▸ **The request**
Copy each record exactly as it reads, leaving out any pictures it holds.

▸ **Data supplied**
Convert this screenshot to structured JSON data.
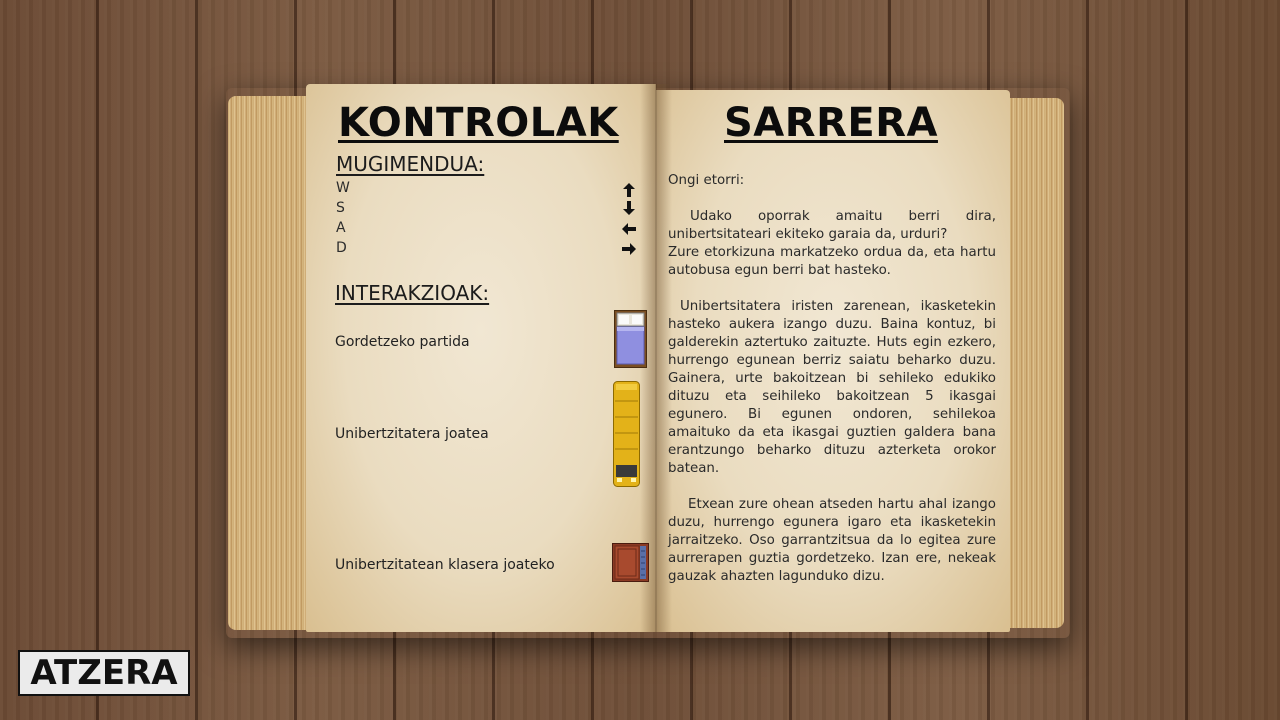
{
  "left_page": {
    "title": "KONTROLAK",
    "movement_heading": "MUGIMENDUA:",
    "keys": [
      {
        "key": "W",
        "icon": "arrow-up-icon"
      },
      {
        "key": "S",
        "icon": "arrow-down-icon"
      },
      {
        "key": "A",
        "icon": "arrow-left-icon"
      },
      {
        "key": "D",
        "icon": "arrow-right-icon"
      }
    ],
    "interactions_heading": "INTERAKZIOAK:",
    "actions": [
      {
        "label": "Gordetzeko partida",
        "icon": "bed-icon"
      },
      {
        "label": "Unibertzitatera joatea",
        "icon": "bus-icon"
      },
      {
        "label": "Unibertzitatean klasera joateko",
        "icon": "door-icon"
      }
    ]
  },
  "right_page": {
    "title": "SARRERA",
    "paragraphs": [
      "Ongi etorri:",
      "Udako oporrak amaitu berri dira, unibertsitateari ekiteko garaia da, urduri?",
      "Zure etorkizuna markatzeko ordua da, eta hartu autobusa egun berri bat hasteko.",
      "Unibertsitatera iristen zarenean, ikasketekin hasteko aukera izango duzu. Baina kontuz, bi galderekin aztertuko zaituzte. Huts egin ezkero, hurrengo egunean berriz saiatu beharko duzu. Gainera, urte bakoitzean bi sehileko edukiko dituzu eta seihileko bakoitzean 5 ikasgai egunero. Bi egunen ondoren, sehilekoa amaituko da eta ikasgai guztien galdera bana erantzungo beharko dituzu azterketa orokor batean.",
      "Etxean zure ohean atseden hartu ahal izango duzu, hurrengo egunera igaro eta ikasketekin jarraitzeko. Oso garrantzitsua da lo egitea zure aurrerapen guztia gordetzeko. Izan ere, nekeak gauzak ahazten lagunduko dizu."
    ]
  },
  "back_button": {
    "label": "ATZERA"
  },
  "colors": {
    "wood": "#6e4e37",
    "page": "#eadcc0",
    "ink": "#111111",
    "button_bg": "#ebebeb"
  }
}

▸ **Output for this task**
Convert this screenshot to structured JSON data.
{
  "left_page": {
    "title": "KONTROLAK",
    "movement_heading": "MUGIMENDUA:",
    "keys": [
      {
        "key": "W",
        "icon": "arrow-up-icon"
      },
      {
        "key": "S",
        "icon": "arrow-down-icon"
      },
      {
        "key": "A",
        "icon": "arrow-left-icon"
      },
      {
        "key": "D",
        "icon": "arrow-right-icon"
      }
    ],
    "interactions_heading": "INTERAKZIOAK:",
    "actions": [
      {
        "label": "Gordetzeko partida",
        "icon": "bed-icon"
      },
      {
        "label": "Unibertzitatera joatea",
        "icon": "bus-icon"
      },
      {
        "label": "Unibertzitatean klasera joateko",
        "icon": "door-icon"
      }
    ]
  },
  "right_page": {
    "title": "SARRERA",
    "paragraphs": [
      "Ongi etorri:",
      "Udako oporrak amaitu berri dira, unibertsitateari ekiteko garaia da, urduri?",
      "Zure etorkizuna markatzeko ordua da, eta hartu autobusa egun berri bat hasteko.",
      "Unibertsitatera iristen zarenean, ikasketekin hasteko aukera izango duzu. Baina kontuz, bi galderekin aztertuko zaituzte. Huts egin ezkero, hurrengo egunean berriz saiatu beharko duzu. Gainera, urte bakoitzean bi sehileko edukiko dituzu eta seihileko bakoitzean 5 ikasgai egunero. Bi egunen ondoren, sehilekoa amaituko da eta ikasgai guztien galdera bana erantzungo beharko dituzu azterketa orokor batean.",
      "Etxean zure ohean atseden hartu ahal izango duzu, hurrengo egunera igaro eta ikasketekin jarraitzeko. Oso garrantzitsua da lo egitea zure aurrerapen guztia gordetzeko. Izan ere, nekeak gauzak ahazten lagunduko dizu."
    ]
  },
  "back_button": {
    "label": "ATZERA"
  },
  "colors": {
    "wood": "#6e4e37",
    "page": "#eadcc0",
    "ink": "#111111",
    "button_bg": "#ebebeb"
  }
}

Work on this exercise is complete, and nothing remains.